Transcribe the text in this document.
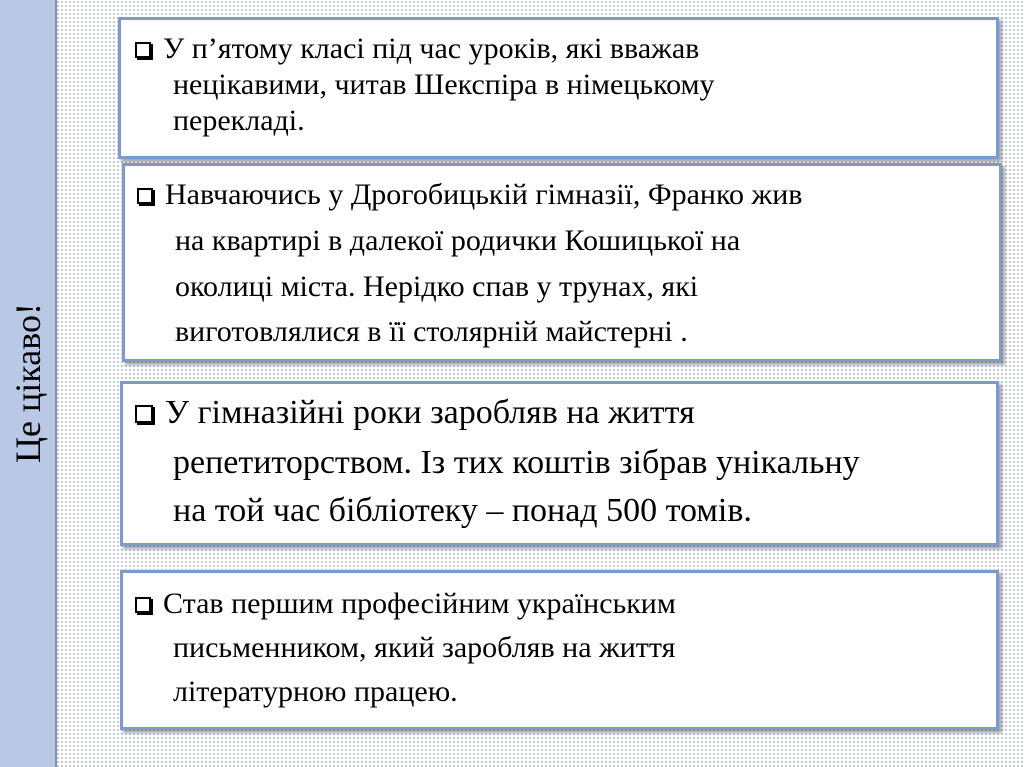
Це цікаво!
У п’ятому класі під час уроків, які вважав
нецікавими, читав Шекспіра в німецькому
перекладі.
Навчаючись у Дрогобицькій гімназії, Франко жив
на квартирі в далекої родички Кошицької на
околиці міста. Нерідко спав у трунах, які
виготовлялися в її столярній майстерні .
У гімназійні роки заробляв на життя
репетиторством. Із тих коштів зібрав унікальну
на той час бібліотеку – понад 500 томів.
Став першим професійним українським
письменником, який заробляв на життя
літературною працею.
-.-.-
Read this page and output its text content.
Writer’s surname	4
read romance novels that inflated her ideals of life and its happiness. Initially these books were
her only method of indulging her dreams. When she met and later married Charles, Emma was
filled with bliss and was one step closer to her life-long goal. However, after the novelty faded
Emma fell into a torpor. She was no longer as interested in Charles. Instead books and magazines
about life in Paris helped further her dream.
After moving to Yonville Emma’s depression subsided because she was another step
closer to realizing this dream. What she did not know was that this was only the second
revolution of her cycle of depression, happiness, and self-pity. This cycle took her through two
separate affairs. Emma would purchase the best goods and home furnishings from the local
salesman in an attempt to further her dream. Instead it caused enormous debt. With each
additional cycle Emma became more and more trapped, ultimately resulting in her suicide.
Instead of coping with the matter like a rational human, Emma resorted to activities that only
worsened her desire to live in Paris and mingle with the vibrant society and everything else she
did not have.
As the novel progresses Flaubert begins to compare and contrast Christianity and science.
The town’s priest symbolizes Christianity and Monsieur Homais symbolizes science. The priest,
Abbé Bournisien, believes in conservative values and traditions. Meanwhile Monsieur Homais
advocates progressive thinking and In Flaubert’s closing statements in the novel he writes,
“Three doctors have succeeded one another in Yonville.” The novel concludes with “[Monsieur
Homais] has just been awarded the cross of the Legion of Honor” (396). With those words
-.-.-
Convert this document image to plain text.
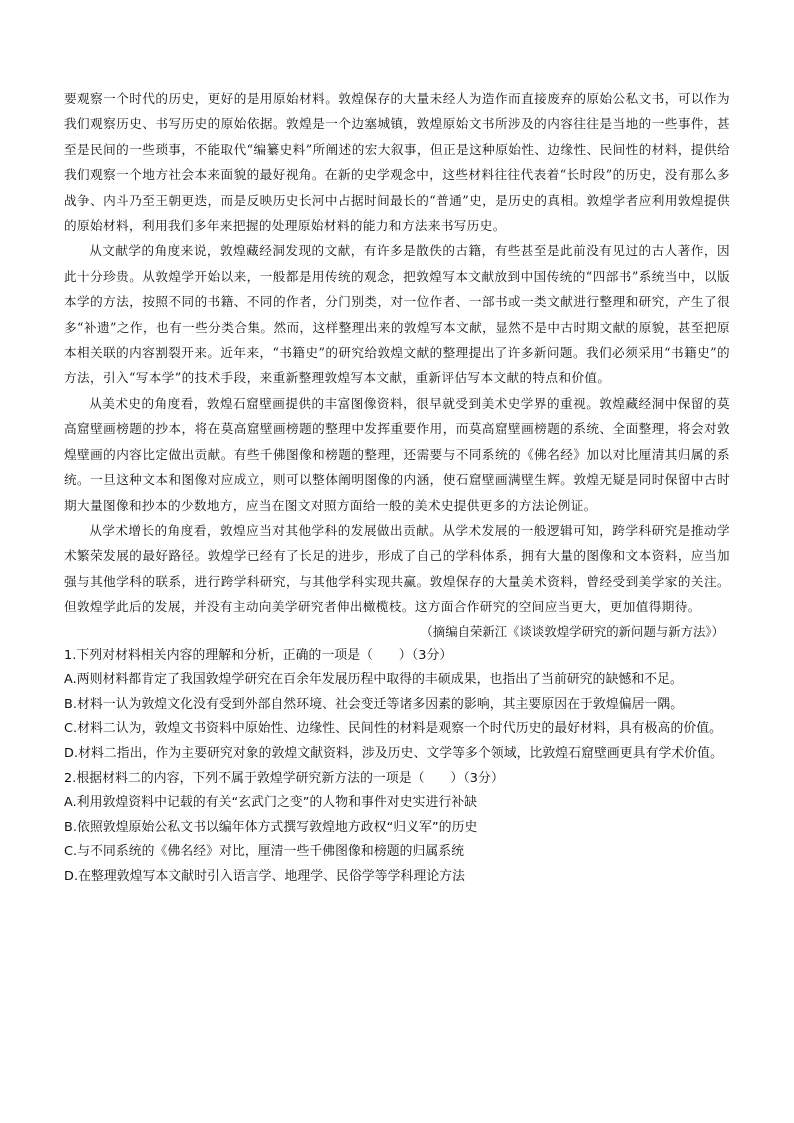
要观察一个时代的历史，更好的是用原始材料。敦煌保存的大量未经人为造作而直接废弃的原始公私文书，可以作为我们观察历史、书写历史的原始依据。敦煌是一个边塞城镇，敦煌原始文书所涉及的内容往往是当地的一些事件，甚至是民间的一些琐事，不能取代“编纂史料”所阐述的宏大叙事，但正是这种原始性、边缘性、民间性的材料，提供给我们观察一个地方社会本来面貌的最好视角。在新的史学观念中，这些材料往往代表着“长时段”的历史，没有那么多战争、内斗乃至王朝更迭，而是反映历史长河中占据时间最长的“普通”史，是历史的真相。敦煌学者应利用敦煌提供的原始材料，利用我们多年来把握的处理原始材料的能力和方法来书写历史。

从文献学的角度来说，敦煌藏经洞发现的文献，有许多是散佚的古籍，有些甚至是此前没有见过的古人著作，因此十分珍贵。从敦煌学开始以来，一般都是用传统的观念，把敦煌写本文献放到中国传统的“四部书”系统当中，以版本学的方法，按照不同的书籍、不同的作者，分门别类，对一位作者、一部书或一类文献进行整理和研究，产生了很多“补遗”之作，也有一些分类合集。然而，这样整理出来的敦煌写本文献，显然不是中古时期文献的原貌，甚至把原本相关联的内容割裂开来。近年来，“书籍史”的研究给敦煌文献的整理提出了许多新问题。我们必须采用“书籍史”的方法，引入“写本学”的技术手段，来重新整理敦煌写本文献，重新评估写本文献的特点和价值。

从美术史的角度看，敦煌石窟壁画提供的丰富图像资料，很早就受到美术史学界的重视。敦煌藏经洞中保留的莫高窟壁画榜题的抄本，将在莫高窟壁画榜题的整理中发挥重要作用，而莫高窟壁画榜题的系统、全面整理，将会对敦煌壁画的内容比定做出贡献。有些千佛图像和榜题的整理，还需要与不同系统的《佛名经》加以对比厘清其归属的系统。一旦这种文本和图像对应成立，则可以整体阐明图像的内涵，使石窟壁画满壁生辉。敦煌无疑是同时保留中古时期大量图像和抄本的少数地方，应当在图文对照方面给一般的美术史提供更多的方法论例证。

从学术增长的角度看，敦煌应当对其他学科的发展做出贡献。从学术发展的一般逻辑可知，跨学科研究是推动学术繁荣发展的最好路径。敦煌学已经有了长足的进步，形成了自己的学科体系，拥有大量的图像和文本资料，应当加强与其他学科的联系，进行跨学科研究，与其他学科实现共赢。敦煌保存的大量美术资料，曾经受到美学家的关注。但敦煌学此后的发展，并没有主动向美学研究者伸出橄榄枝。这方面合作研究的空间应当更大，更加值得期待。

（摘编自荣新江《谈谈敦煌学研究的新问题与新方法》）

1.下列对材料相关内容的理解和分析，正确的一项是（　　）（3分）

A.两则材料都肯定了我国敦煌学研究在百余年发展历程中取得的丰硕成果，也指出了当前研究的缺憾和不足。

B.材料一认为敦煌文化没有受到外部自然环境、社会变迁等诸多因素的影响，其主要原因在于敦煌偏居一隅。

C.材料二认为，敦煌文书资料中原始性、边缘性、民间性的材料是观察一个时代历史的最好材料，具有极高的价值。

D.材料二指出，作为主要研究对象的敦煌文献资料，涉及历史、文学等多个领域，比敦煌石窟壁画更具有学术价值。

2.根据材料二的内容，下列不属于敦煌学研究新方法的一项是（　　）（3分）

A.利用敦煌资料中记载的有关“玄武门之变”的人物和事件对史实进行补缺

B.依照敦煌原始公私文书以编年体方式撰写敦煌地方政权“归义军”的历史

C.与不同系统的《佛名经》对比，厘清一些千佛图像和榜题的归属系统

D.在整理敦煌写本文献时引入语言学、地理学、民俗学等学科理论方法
-.-.-
# Aim of the task:
How many lines in the records above contain the word "Paris"? Reply with the number alone.

# Right answer:
2